==== Records provided ====

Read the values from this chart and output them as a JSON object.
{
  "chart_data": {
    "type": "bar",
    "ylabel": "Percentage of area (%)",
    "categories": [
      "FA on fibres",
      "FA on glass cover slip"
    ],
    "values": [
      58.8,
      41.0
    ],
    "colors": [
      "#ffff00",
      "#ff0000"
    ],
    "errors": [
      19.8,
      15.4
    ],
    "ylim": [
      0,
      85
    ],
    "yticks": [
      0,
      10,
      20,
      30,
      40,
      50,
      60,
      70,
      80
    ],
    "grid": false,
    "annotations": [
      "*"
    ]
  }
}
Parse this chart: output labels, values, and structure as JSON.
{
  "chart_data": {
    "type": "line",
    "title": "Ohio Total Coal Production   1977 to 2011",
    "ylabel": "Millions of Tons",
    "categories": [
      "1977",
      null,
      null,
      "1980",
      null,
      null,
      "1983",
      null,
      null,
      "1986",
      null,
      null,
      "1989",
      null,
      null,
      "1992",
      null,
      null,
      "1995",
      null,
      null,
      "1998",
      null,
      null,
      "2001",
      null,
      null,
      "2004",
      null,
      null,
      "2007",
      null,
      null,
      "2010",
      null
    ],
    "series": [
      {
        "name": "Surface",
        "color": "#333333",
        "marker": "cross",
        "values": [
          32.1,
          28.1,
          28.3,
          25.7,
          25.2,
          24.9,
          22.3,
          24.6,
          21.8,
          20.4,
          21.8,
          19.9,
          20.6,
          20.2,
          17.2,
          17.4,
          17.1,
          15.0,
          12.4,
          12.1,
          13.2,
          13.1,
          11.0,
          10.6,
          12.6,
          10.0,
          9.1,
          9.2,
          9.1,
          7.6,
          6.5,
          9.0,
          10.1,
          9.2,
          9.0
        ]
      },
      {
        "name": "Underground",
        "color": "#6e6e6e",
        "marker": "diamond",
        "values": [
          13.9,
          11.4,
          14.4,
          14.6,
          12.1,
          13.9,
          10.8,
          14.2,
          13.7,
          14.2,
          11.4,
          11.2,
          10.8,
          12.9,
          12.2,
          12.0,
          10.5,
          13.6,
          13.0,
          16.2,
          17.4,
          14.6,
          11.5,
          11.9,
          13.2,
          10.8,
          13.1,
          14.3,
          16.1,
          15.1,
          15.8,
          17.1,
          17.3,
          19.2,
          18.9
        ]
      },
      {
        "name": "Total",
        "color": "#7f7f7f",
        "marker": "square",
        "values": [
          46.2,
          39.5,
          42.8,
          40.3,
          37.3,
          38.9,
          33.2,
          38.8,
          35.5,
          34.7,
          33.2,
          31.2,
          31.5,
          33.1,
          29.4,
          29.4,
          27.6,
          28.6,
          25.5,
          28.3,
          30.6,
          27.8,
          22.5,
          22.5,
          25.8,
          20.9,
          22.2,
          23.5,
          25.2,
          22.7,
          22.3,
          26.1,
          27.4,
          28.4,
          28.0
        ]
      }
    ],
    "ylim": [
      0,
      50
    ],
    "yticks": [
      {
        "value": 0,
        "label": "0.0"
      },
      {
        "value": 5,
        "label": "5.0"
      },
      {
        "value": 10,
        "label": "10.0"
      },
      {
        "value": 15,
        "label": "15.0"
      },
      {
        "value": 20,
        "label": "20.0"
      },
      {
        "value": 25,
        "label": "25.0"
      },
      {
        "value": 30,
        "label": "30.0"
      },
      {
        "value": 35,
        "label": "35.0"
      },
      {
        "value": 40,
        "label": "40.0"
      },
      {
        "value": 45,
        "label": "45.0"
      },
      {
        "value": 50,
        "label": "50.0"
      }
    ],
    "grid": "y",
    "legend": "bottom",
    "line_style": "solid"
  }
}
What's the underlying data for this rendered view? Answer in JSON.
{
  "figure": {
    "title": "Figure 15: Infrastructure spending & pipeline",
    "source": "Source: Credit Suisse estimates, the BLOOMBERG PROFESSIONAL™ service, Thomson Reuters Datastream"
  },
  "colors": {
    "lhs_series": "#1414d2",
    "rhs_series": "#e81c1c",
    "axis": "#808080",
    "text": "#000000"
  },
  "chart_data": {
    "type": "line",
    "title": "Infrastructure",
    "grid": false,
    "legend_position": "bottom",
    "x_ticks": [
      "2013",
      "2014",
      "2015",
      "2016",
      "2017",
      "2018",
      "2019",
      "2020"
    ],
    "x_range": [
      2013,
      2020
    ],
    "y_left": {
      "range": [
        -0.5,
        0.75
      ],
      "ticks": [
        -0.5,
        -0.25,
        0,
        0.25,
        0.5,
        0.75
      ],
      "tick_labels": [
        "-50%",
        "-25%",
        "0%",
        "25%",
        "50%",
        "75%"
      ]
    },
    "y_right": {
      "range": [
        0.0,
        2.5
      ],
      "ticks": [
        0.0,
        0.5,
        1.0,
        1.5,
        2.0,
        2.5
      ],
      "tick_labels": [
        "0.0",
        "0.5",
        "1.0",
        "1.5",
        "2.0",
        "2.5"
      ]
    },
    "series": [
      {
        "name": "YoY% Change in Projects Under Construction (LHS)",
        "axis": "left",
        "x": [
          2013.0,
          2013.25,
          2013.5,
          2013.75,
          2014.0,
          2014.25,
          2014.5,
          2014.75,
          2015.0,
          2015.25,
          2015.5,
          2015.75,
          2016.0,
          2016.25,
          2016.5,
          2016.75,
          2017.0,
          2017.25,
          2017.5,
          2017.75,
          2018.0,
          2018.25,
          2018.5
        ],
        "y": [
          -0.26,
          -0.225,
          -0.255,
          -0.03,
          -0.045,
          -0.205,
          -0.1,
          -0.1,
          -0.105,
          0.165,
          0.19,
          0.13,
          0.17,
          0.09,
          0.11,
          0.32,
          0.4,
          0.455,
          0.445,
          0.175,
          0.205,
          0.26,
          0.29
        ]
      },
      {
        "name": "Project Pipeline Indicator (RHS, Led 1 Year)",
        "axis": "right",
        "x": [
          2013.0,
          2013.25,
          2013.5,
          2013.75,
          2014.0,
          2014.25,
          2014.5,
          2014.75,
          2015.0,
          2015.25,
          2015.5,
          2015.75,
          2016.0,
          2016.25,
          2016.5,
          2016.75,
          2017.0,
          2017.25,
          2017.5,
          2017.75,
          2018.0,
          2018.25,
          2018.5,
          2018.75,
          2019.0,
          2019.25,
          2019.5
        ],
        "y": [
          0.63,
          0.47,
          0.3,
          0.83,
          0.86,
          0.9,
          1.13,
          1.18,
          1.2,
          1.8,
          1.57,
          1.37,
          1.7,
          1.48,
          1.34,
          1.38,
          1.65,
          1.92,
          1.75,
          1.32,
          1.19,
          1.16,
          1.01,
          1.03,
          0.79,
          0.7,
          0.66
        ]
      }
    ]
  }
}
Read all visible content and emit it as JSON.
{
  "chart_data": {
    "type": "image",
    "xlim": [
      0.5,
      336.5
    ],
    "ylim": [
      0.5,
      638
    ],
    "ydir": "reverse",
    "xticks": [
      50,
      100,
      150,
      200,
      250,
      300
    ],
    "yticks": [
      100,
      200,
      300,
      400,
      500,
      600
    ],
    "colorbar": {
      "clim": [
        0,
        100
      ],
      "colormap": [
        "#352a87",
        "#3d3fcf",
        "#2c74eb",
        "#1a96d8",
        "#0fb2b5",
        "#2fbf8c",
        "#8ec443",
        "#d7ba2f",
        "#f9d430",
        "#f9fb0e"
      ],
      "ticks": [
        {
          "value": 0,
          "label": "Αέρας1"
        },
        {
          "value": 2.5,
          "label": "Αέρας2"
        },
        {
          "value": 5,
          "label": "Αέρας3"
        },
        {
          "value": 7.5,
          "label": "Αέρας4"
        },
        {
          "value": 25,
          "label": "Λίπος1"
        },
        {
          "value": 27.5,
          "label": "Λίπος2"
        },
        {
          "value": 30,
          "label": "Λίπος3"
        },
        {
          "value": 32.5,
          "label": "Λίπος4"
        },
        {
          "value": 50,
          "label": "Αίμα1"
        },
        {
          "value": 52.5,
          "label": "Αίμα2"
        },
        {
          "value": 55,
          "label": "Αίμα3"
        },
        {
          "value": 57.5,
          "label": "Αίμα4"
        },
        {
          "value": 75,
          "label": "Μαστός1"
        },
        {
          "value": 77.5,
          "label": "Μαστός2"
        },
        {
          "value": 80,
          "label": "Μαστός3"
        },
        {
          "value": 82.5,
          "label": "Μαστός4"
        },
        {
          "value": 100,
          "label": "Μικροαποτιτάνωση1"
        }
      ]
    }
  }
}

====

- _What is being asked_:
Copy each line from the data above that includes "name".

- _Expected answer_:
        "name": "Surface",
        "name": "Underground",
        "name": "Total",
        "name": "YoY% Change in Projects Under Construction (LHS)",
        "name": "Project Pipeline Indicator (RHS, Led 1 Year)",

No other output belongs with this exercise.